Which lines contain the string "kost¹"? Please list every one of them.

* * * * * * *

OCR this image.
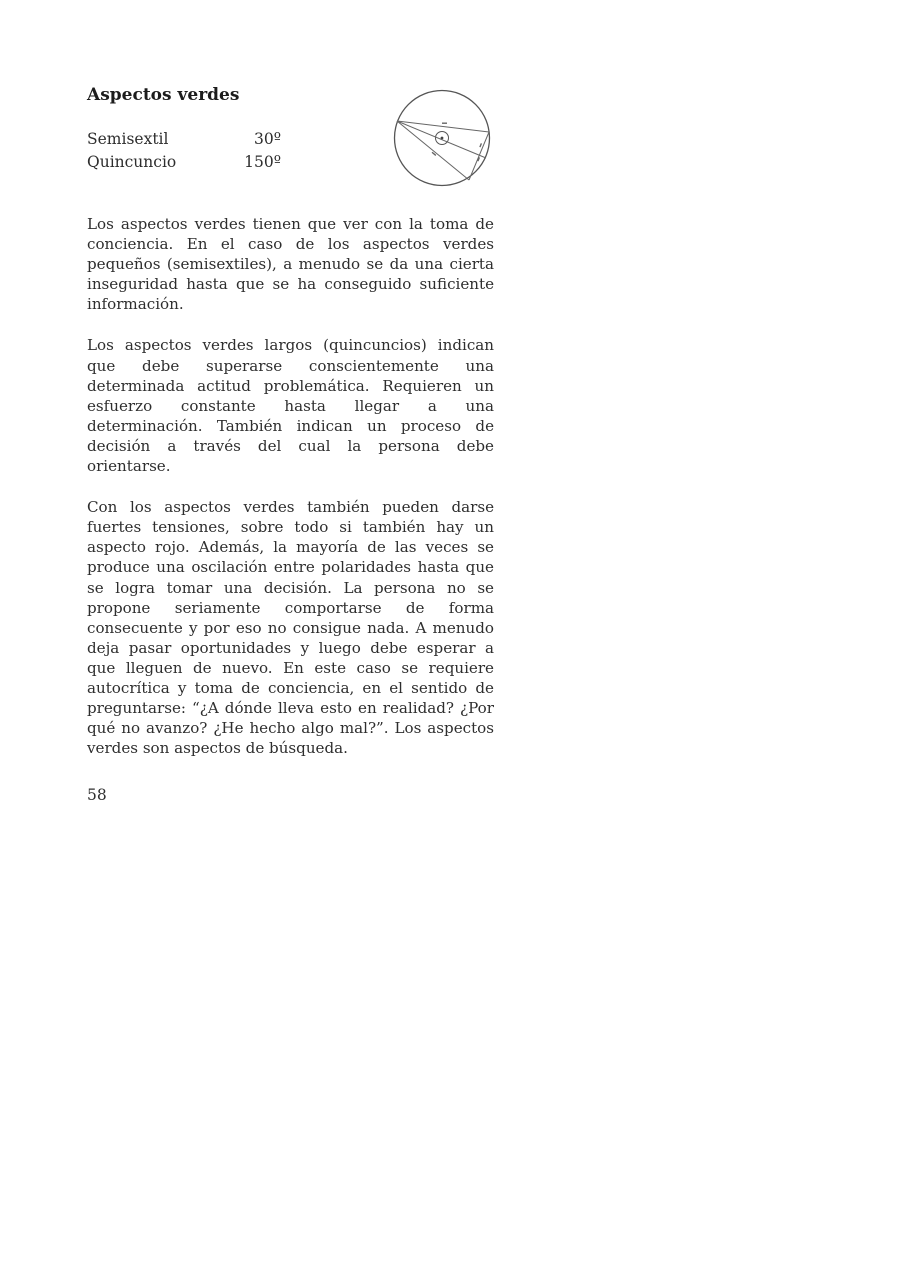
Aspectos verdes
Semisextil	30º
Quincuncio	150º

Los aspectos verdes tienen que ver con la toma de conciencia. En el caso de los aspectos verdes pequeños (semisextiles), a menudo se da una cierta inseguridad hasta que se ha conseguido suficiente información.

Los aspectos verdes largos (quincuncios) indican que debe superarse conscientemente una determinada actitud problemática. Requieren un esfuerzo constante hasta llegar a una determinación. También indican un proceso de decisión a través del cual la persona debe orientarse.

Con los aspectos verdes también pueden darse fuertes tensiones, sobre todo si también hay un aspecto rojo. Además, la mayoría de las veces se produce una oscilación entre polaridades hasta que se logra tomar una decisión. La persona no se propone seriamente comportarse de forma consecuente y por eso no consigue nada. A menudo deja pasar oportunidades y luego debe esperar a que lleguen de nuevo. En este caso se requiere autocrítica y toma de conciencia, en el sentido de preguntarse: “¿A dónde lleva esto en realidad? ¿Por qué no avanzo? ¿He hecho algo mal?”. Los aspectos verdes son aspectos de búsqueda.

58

* * * * * * *

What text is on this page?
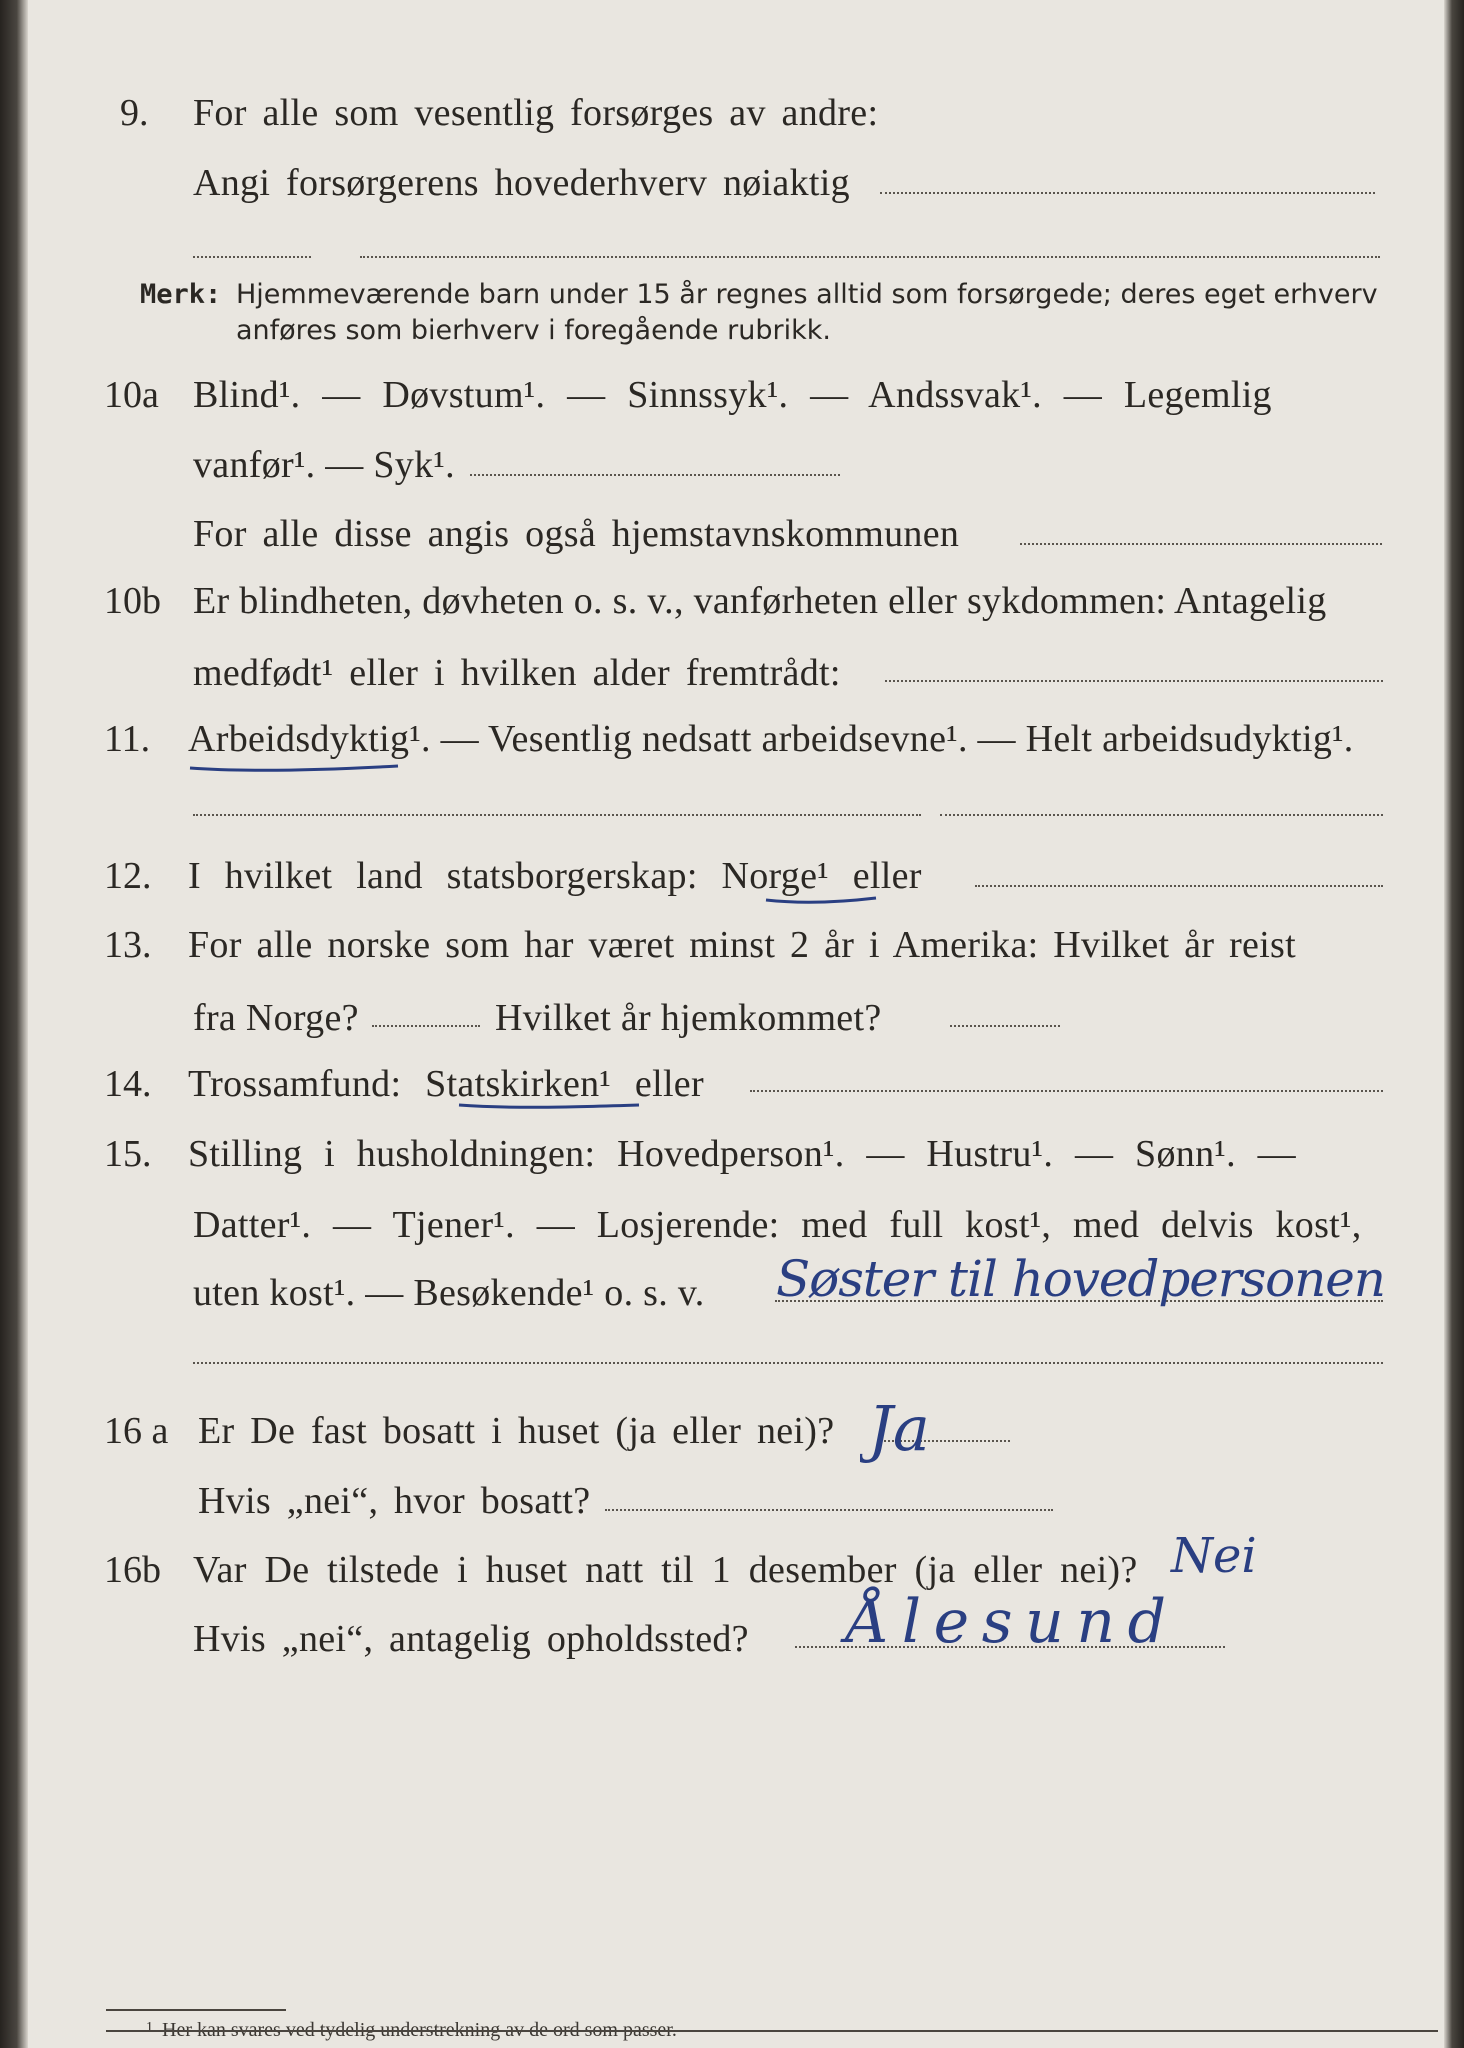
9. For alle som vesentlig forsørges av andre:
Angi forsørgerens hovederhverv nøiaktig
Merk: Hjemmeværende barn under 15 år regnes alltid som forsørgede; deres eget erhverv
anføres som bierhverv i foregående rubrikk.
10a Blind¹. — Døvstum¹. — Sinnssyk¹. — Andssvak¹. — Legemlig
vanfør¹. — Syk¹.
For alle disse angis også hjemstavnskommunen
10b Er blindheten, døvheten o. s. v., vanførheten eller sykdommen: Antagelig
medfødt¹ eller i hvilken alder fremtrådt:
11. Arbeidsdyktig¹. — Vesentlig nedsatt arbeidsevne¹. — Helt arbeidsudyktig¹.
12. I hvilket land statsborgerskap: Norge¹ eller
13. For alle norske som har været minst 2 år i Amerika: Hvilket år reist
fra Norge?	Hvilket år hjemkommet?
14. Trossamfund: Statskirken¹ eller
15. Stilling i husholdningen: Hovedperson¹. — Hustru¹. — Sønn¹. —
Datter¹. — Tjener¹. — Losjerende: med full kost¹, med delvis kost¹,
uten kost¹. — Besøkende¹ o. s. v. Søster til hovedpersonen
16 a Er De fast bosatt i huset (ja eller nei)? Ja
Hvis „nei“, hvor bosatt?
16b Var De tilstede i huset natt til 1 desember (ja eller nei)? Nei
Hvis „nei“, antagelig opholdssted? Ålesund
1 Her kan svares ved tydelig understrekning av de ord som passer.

* * * * * * *

## WRITTEN REPLY
Datter¹. — Tjener¹. — Losjerende: med full kost¹, med delvis kost¹,
uten kost¹. — Besøkende¹ o. s. v. Søster til hovedpersonen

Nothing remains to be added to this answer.